INSTRUCTION
Isolate every line in the data with the string "this" and copy it.

* begin *

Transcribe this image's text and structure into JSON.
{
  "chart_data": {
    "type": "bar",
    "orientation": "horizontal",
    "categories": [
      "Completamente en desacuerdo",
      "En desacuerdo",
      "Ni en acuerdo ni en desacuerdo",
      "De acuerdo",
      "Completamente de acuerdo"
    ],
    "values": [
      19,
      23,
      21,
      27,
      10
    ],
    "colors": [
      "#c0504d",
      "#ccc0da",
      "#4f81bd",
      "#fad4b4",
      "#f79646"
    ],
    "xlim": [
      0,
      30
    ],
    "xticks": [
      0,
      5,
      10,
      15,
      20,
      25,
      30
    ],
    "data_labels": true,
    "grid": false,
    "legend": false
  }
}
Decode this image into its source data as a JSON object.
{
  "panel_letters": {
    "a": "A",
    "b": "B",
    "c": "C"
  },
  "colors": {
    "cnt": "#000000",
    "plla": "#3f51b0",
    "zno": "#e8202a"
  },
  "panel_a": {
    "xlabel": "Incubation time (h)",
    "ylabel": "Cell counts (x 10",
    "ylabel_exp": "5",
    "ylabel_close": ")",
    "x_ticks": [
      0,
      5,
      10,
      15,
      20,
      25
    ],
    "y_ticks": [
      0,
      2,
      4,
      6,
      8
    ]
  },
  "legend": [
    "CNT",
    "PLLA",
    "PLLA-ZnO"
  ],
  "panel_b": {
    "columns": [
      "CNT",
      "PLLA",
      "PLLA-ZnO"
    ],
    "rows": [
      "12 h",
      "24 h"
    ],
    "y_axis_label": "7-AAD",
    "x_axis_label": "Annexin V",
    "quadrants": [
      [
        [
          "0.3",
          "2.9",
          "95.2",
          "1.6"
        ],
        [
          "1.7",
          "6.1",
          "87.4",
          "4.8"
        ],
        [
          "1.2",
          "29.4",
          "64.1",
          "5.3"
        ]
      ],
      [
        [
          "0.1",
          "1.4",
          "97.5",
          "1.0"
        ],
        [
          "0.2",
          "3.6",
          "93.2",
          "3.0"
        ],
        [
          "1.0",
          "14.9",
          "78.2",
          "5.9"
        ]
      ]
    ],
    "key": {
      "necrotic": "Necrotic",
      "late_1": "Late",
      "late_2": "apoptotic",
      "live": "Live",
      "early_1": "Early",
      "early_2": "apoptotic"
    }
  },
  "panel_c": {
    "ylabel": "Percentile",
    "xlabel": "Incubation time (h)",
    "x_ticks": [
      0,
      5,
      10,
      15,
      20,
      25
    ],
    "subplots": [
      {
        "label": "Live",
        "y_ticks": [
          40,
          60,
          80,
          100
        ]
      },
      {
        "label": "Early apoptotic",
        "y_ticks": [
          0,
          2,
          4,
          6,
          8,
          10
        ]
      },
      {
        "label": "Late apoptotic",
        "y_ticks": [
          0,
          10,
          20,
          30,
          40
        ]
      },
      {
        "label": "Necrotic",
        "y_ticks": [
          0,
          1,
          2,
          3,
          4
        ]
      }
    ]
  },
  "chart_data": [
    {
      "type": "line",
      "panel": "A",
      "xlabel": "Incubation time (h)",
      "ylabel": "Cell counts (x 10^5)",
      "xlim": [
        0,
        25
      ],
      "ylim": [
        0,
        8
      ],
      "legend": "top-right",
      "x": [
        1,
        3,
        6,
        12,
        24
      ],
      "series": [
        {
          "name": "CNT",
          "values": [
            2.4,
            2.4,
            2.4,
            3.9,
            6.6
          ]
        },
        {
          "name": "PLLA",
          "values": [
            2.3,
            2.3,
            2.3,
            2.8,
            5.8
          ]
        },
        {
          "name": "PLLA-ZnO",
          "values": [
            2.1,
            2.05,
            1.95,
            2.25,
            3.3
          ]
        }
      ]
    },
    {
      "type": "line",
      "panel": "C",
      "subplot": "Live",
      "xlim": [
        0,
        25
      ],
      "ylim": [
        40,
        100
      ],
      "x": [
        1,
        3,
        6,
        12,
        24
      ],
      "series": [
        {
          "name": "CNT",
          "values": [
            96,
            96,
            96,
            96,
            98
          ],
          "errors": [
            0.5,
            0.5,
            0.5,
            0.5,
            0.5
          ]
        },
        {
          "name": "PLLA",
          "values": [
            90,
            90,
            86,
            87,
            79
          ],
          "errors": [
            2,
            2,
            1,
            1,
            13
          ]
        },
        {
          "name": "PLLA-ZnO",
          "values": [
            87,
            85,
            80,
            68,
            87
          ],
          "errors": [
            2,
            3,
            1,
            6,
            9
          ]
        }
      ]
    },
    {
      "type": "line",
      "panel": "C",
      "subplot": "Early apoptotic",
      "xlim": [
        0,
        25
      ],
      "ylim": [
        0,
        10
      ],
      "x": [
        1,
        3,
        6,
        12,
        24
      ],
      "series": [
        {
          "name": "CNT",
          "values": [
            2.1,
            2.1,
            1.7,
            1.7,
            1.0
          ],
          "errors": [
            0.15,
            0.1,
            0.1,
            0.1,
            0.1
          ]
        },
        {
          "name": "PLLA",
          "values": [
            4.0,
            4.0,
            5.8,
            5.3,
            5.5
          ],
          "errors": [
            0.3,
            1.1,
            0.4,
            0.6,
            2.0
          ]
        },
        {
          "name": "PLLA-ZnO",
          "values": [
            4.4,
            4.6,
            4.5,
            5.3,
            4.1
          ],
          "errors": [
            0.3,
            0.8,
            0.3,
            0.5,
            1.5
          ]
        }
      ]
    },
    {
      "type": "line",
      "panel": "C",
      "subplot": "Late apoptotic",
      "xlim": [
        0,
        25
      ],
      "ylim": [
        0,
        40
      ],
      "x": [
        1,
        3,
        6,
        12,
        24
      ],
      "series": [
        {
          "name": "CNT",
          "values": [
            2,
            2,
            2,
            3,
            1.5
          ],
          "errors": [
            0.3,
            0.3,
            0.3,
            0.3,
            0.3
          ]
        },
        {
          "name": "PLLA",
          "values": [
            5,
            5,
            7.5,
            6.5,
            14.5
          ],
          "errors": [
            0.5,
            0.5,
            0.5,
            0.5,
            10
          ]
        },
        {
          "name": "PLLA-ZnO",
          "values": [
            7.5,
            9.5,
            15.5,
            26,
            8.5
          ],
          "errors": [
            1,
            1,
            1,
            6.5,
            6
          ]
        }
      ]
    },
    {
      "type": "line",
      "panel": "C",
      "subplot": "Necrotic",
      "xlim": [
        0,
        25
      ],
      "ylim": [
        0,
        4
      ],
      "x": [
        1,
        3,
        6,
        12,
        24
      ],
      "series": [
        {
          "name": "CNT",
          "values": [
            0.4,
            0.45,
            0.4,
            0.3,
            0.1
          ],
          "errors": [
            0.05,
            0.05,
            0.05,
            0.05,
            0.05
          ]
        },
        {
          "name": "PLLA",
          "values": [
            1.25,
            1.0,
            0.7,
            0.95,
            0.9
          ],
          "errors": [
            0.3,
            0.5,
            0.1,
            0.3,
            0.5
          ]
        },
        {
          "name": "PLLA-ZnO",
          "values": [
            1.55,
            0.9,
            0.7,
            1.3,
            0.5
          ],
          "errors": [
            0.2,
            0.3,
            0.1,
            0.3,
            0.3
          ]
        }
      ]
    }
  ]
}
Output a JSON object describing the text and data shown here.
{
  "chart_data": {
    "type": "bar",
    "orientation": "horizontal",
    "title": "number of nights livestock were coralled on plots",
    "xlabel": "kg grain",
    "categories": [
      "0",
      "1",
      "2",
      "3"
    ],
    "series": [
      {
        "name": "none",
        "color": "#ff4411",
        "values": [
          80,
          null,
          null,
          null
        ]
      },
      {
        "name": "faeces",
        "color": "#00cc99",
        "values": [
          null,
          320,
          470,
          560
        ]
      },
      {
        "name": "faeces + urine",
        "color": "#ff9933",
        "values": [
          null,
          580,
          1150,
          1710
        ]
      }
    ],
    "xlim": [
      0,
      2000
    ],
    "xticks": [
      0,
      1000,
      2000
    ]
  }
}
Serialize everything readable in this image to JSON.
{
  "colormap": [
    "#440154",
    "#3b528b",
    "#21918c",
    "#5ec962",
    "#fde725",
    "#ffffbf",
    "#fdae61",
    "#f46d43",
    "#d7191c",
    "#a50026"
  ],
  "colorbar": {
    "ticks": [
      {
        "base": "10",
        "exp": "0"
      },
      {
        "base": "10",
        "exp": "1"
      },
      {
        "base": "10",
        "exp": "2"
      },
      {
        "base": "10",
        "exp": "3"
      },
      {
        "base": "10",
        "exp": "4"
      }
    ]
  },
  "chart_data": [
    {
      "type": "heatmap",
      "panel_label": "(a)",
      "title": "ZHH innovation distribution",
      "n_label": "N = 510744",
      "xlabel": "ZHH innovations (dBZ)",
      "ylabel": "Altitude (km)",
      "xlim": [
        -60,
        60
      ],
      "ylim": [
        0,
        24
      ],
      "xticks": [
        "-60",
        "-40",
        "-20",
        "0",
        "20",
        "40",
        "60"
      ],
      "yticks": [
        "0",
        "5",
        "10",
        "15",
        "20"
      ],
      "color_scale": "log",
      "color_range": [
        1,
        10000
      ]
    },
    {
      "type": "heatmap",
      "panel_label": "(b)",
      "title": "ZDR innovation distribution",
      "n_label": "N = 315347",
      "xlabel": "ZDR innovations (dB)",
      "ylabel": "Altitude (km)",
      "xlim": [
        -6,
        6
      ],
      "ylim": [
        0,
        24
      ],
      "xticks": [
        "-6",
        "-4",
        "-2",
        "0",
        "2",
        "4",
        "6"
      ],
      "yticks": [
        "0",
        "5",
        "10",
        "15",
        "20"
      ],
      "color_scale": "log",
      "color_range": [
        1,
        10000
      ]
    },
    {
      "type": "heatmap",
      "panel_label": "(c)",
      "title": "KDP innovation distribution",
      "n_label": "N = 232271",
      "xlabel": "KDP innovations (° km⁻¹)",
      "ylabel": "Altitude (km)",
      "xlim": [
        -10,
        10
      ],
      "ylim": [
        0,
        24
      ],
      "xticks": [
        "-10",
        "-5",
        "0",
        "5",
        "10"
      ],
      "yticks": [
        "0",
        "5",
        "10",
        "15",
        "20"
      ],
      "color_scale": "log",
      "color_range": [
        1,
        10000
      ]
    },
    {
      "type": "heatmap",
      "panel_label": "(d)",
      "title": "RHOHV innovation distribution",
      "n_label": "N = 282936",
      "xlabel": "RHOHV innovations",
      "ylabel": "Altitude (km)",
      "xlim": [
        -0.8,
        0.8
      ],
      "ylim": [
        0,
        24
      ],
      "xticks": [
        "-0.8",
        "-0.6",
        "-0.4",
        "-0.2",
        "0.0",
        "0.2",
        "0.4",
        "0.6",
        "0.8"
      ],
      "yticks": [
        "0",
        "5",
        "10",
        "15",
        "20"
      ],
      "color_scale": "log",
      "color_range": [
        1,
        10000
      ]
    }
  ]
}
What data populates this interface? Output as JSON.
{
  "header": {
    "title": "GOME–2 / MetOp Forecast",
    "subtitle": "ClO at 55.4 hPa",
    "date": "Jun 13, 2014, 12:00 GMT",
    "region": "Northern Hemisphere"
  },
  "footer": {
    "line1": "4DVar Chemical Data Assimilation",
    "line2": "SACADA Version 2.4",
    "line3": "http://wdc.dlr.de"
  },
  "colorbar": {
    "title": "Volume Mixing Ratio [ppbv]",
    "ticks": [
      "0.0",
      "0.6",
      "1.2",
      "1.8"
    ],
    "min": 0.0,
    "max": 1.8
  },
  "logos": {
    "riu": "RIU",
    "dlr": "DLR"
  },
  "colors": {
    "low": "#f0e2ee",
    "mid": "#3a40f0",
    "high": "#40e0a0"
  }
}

* end *

RESULT BELOW
Transcribe this image's text and structure into JSON.
Decode this image into its source data as a JSON object.
Serialize everything readable in this image to JSON.
What data populates this interface? Output as JSON.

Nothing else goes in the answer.